Do this:
Locate each line of the material that contains "document", then return it.
※
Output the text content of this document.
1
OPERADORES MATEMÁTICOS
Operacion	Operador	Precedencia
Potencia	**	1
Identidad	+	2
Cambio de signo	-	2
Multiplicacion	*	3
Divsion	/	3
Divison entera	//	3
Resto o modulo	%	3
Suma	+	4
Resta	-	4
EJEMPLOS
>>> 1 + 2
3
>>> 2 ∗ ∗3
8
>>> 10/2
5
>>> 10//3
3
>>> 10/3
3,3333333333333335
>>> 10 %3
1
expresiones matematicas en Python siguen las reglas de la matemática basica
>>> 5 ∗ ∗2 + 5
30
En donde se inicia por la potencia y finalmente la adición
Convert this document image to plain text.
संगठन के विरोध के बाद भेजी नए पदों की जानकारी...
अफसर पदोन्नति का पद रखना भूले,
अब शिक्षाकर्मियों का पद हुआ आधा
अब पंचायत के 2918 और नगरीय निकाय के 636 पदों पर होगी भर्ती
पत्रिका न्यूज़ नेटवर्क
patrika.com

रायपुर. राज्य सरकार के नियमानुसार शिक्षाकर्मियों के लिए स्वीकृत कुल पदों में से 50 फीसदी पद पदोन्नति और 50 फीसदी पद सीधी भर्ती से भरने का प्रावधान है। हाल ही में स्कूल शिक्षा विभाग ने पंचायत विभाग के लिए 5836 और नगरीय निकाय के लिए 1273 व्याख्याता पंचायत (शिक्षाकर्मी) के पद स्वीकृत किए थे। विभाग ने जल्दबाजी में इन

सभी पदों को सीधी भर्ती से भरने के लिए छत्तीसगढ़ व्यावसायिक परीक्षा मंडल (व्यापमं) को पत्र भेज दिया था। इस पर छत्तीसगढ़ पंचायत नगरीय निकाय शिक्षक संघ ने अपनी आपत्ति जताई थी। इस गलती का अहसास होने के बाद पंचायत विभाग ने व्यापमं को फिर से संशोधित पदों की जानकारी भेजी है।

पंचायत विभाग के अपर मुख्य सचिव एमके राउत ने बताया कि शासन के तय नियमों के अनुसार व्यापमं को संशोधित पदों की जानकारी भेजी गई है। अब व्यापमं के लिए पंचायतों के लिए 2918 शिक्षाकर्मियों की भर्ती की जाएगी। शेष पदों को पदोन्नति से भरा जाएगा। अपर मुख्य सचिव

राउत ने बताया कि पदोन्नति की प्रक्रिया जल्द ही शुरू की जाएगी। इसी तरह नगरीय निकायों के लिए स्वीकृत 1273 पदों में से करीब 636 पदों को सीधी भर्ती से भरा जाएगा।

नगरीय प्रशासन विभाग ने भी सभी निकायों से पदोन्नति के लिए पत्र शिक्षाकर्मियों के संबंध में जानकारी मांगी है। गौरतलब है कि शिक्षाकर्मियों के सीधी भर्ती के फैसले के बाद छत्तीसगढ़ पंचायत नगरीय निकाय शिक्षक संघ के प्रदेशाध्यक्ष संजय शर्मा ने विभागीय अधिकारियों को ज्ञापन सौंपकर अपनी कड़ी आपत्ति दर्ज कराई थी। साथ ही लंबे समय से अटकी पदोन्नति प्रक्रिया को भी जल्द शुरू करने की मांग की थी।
※
Task response:
Output the text content of this document.
Convert this document image to plain text.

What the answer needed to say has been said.